** begin **

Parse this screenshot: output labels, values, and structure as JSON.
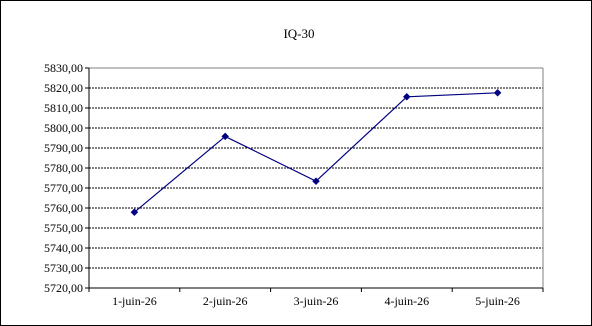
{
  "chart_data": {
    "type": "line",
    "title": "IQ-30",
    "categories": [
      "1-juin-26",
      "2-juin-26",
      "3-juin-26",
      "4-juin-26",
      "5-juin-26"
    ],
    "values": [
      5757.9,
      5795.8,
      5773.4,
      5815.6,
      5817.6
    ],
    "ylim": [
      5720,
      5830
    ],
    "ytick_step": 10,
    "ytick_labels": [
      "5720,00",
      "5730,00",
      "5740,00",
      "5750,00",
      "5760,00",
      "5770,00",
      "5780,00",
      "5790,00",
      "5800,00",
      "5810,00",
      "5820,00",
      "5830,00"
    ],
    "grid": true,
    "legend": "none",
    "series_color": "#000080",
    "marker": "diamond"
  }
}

** end **

*To do:* Leave out the pictures and retype every line above exactly.

*Exercise answer:*
Parse this screenshot: output labels, values, and structure as JSON.
{
  "chart_data": {
    "type": "line",
    "title": "IQ-30",
    "categories": [
      "1-juin-26",
      "2-juin-26",
      "3-juin-26",
      "4-juin-26",
      "5-juin-26"
    ],
    "values": [
      5757.9,
      5795.8,
      5773.4,
      5815.6,
      5817.6
    ],
    "ylim": [
      5720,
      5830
    ],
    "ytick_step": 10,
    "ytick_labels": [
      "5720,00",
      "5730,00",
      "5740,00",
      "5750,00",
      "5760,00",
      "5770,00",
      "5780,00",
      "5790,00",
      "5800,00",
      "5810,00",
      "5820,00",
      "5830,00"
    ],
    "grid": true,
    "legend": "none",
    "series_color": "#000080",
    "marker": "diamond"
  }
}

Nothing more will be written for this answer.